Extract.

====

It’s always good to see Justin Wolfers get national exposure,
and he has a
great piece on the op-ed page of the NYT today, about the NBA betting scandal.
His insight is that it’s a lot easier and cost-free to cheat if you’re not affecting
the outcome of the game, and you’re only affecting something unimportant such
as whether or not a certain team beats the point spread. He writes:
We have seen similar scandals in other sports, including football, soccer
and cricket. The common thread in each case has been the existence of large-scale
betting on immaterial outcomes, like the point spread, or how many combined
points the two teams will score, or the winner of a meaningless “dead
rubber” in cricket, a game that takes place at the end of a best-of-five
series after one team has already won three games…
To the corrupt participants, point shaving feels like a victimless crime.
The same team, after all, still wins. And this ensures minimal scrutiny of
their actions.

====

Saved entries:
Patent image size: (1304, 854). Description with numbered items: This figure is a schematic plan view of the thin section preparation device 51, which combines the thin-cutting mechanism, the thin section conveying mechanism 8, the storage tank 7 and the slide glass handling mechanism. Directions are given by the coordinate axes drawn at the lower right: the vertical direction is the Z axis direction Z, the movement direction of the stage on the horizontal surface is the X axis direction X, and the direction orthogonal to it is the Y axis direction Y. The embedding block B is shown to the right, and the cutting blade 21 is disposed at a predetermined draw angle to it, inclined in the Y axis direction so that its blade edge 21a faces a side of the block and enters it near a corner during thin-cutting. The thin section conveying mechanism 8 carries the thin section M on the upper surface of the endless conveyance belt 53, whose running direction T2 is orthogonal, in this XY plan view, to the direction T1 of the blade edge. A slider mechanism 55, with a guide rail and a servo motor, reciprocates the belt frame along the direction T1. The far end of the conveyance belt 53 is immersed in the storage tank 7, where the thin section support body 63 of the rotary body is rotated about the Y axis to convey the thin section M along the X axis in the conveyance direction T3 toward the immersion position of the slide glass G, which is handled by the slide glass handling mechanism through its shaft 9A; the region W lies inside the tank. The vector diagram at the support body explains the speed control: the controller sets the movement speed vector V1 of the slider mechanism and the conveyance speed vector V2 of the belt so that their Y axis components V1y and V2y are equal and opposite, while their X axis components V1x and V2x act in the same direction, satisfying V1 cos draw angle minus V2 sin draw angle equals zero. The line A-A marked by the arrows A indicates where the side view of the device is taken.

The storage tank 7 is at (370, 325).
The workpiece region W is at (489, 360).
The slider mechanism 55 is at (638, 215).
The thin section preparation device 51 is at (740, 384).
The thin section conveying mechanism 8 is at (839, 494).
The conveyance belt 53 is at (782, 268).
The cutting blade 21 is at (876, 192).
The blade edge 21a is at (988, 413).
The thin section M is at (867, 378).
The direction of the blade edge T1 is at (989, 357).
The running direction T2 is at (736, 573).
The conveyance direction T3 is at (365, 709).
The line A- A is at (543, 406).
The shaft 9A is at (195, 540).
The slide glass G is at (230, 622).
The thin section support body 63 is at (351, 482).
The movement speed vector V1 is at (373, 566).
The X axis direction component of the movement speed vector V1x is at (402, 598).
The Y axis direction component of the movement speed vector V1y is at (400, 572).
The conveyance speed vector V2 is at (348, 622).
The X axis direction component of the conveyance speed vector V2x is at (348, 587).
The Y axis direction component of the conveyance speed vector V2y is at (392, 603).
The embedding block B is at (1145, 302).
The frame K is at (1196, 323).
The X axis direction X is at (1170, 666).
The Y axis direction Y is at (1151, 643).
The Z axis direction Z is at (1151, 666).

====

Exercises.
(A) Translate the sentence "The same team, after all, still wins." from the post on the NBA betting scandal into Spanish.
(B) Pick out every line of the entries that contains the word "conveying", treating case as significant.

Exercise responses.
(A) Al fin y al cabo, el mismo equipo sigue ganando.

(B)
Patent image size: (1304, 854). Description with numbered items: This figure is a schematic plan view of the thin section preparation device 51, which combines the thin-cutting mechanism, the thin section conveying mechanism 8, the storage tank 7 and the slide glass handling mechanism. Directions are given by the coordinate axes drawn at the lower right: the vertical direction is the Z axis direction Z, the movement direction of the stage on the horizontal surface is the X axis direction X, and the direction orthogonal to it is the Y axis direction Y. The embedding block B is shown to the right, and the cutting blade 21 is disposed at a predetermined draw angle to it, inclined in the Y axis direction so that its blade edge 21a faces a side of the block and enters it near a corner during thin-cutting. The thin section conveying mechanism 8 carries the thin section M on the upper surface of the endless conveyance belt 53, whose running direction T2 is orthogonal, in this XY plan view, to the direction T1 of the blade edge. A slider mechanism 55, with a guide rail and a servo motor, reciprocates the belt frame along the direction T1. The far end of the conveyance belt 53 is immersed in the storage tank 7, where the thin section support body 63 of the rotary body is rotated about the Y axis to convey the thin section M along the X axis in the conveyance direction T3 toward the immersion position of the slide glass G, which is handled by the slide glass handling mechanism through its shaft 9A; the region W lies inside the tank. The vector diagram at the support body explains the speed control: the controller sets the movement speed vector V1 of the slider mechanism and the conveyance speed vector V2 of the belt so that their Y axis components V1y and V2y are equal and opposite, while their X axis components V1x and V2x act in the same direction, satisfying V1 cos draw angle minus V2 sin draw angle equals zero. The line A-A marked by the arrows A indicates where the side view of the device is taken.
The thin section conveying mechanism 8 is at (839, 494).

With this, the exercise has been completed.